[Element box records]
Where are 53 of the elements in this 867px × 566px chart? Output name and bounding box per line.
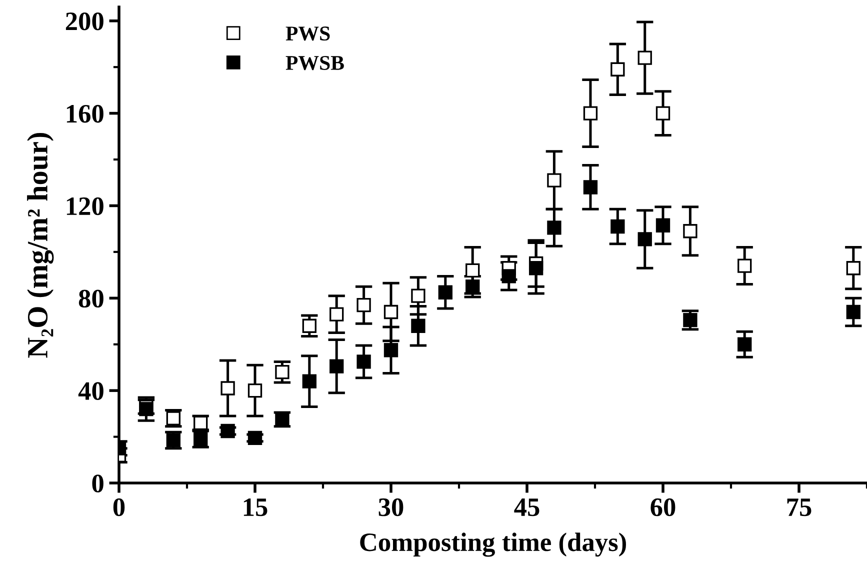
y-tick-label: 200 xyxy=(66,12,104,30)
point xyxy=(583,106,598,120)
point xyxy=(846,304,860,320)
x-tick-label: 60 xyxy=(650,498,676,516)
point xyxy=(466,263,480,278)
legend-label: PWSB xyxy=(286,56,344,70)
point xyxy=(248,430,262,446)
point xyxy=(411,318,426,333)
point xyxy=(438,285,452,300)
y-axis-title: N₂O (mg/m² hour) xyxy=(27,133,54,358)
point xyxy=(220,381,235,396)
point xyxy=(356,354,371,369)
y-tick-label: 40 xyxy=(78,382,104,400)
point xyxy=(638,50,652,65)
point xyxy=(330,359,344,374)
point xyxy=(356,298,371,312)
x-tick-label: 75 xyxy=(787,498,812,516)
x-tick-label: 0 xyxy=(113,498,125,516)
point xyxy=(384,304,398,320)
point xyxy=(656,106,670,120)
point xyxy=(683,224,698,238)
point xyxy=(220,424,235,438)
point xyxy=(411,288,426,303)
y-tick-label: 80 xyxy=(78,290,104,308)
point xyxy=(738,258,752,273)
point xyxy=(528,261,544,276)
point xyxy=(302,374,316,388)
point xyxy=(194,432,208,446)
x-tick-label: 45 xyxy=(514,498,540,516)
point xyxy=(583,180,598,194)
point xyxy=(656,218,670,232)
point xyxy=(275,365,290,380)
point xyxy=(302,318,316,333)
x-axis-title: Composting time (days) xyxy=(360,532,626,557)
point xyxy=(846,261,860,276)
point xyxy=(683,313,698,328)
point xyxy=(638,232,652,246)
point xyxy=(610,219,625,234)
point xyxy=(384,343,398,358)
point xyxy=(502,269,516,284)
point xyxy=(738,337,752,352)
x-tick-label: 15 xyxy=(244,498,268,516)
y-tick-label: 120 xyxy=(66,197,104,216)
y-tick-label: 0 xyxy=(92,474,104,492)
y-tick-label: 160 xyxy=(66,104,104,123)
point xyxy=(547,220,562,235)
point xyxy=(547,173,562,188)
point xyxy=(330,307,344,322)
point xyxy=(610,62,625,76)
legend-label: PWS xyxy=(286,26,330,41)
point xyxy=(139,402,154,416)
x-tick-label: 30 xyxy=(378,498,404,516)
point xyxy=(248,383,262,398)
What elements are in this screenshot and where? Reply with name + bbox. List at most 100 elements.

Required task
Convert the lines of the data from the line containing "y-tick-label: 200 xyxy=(66,12,104,30)" through the line containing "point xyxy=(220,381,235,396)", inclusive, into a JSON list of strings with one string per line. Leave out any blank lines.

Task solution
[
  "y-tick-label: 200 xyxy=(66,12,104,30)",
  "point xyxy=(583,106,598,120)",
  "point xyxy=(846,304,860,320)",
  "x-tick-label: 60 xyxy=(650,498,676,516)",
  "point xyxy=(466,263,480,278)",
  "legend-label: PWSB xyxy=(286,56,344,70)",
  "point xyxy=(248,430,262,446)",
  "point xyxy=(411,318,426,333)",
  "point xyxy=(438,285,452,300)",
  "y-axis-title: N₂O (mg/m² hour) xyxy=(27,133,54,358)",
  "point xyxy=(220,381,235,396)"
]